## [TEXT FOR ANALYSIS]

========================================

So I guess we'll be riding the disorient express. Now that we're starting this Shackleton thing we’ll have to learn the ropes so we can go ahead and hang ourselves with them.

Tomorrow we begin.

Vocabulary word of the day. Пожалуйста. Pazhalesta. You’re welcome.


Day 5, Monday 30/12/19 19:29:00. UTC 30/12/19 14:29:00
Location: 59.93641 30.33099
St. Petersburg, Russian Federation

Today is the beginning of my actual tour. I can stop playing around now. After another stunning European style breakfast, we met in the hotel lobby. We were given our agenda for the day at last night's reception, so we knew what to expect and what was expected of us. Show up, basically. We got our receivers so we could at least still hear Elena, our guide, even if we had somehow gotten ourselves lost in some cratered ruin somewhere. Yes, Elena. She was the one who came to pick me up at the airport.

"Didn't we have more people?" I heard Elena's voice in my ear say.
"I don't know." Her assistant, Charlotte, muffled back. "Don't you think we have enough as it is?"
"Elena! I'm here. Where are you!?" I shouted at the earpiece.
"I could have sworn we had someone else with us..."
"ELENA!"
"Maybe. But it's lunchtime and I'm dying for some borsch right about now."
"HEY! I want some borsch."
"Good point. Let's go. I'm sure he'll show up somewhere... Eventually..."
"EE-LANE-AH!!! Right. She can't hear me. Definitely a drawback."

St. Petersburg was founded on May 27, 1703 by Peter the Great. It's named after Peter, the First Pope guy not Peter, the Great guy. That area had been conquered by Sweden and Peter wanted it back. It seems great powers are always squabbling over small, but strategic, borderlands.  So he took it and built a fort on one of its islands, St. Petersburg is actually built on several islands.

Peter the Great did a lot of other great things. He introduced European culture and styles to a backwards Russia. He instituted the Russian Navy. He sent bright young nobles to European universities to learn science and art and bring it back to Russia. He set in motion the inertia which became the Russian Empire. Great, indeed.

Through all this, and considering how interdependent Russia and Europe became, Russia was and is still considered backwards and inferior by Europe. I wonder how much longer before they give up on the west entirely?

We headed for the village of Pushkin south of St. Petersburg. On the way Elena pointed out the sites and recounted the history. There are 2000 palaces and mansions in St. Petersburg. What, are they disposable? Or do they really have that much nobility? And with that much nobility and aristocracy hanging around was the hemophilia really necessary?

Here on the left is a hospital. Pushkin set his novel, The Queen of Spades, here. They certainly love their Pushkin. It was the only novel set in a mental hospital. Hell, my whole life's been set in one of those. And here's where he died in a dual at age 36. Someone had insulted his wife.

========================================

Stored data entries:
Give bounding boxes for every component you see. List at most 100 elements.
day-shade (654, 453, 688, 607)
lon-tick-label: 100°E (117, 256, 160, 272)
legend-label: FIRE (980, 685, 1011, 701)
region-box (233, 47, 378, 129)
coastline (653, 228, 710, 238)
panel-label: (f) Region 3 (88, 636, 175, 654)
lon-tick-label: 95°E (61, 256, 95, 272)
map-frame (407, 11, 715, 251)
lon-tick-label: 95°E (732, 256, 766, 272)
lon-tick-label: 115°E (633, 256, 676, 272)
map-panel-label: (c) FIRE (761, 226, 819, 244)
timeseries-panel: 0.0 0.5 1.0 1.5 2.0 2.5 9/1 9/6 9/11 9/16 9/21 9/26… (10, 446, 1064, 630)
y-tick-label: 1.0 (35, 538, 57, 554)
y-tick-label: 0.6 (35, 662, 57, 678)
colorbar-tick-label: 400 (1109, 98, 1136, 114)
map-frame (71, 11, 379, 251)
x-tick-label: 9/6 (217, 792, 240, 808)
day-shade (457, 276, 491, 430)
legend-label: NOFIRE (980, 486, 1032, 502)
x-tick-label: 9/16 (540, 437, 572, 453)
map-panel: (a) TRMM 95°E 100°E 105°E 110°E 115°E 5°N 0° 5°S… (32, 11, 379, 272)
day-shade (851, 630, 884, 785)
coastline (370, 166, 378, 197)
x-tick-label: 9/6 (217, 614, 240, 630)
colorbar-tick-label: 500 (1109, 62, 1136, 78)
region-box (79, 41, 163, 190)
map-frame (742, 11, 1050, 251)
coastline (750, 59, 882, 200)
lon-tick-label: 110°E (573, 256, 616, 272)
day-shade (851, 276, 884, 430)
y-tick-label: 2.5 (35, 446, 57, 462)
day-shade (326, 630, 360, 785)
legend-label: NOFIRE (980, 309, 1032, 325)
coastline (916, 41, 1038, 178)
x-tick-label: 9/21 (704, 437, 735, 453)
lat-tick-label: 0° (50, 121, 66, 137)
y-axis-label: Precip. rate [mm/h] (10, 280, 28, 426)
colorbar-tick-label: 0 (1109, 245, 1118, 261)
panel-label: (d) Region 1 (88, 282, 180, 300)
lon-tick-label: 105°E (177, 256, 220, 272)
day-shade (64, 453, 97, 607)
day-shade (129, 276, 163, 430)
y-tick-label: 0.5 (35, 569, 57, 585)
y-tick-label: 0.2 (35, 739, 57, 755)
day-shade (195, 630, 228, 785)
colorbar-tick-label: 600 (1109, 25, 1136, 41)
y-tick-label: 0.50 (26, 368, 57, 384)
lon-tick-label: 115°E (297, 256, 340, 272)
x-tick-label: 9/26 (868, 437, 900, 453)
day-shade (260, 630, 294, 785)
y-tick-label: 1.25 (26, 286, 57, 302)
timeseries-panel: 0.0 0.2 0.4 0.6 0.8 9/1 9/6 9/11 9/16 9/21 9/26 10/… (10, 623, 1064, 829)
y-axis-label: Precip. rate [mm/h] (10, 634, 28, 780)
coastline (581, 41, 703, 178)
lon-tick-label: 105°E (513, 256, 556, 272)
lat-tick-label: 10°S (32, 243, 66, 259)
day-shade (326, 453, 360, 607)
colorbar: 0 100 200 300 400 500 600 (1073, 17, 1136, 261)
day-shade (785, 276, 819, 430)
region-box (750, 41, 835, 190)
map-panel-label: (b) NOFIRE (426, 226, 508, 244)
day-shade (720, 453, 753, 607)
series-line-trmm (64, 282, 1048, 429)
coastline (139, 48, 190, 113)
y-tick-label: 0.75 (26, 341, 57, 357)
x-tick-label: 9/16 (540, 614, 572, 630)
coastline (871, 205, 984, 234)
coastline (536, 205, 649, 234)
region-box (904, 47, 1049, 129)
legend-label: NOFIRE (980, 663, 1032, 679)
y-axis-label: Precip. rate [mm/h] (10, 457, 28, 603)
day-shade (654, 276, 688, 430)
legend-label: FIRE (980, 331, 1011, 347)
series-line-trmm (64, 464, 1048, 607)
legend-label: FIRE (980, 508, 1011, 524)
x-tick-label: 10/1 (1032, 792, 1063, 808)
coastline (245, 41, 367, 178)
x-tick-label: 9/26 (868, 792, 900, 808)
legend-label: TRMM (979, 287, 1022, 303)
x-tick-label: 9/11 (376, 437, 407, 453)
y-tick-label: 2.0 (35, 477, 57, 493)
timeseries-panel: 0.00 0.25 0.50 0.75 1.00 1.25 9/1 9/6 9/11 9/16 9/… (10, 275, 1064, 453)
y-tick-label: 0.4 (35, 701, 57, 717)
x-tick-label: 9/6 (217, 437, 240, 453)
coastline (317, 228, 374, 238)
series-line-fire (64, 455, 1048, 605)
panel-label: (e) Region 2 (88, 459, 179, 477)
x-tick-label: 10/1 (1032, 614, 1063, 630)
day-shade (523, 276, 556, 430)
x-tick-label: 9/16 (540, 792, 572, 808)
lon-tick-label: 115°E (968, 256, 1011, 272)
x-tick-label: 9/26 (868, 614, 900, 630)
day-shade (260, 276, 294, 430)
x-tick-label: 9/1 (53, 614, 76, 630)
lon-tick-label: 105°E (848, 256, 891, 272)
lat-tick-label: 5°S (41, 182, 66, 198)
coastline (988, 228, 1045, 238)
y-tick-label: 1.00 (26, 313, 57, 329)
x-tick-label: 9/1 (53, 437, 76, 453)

========================================

## [EXPLORE THE MATERIAL]
[1] In the travel journal's paragraph that begins "Peter the Great did a lot of other great things," list each thing it says he did.
[2] Answer these from the travel journal:
(a) What is the name of Elena's assistant?
(b) On what date was St. Petersburg founded?
(c) How many palaces and mansions are there in St. Petersburg?
The rows are not needed for this work.

## [ANSWERS TO THE EXERCISE]
[1]
He introduced European culture and styles to a backwards Russia.
He instituted the Russian Navy.
He sent bright young nobles to European universities to learn science and art and bring it back to Russia.
He set in motion the inertia which became the Russian Empire.

[2]
(a) Charlotte
(b) May 27, 1703
(c) 2000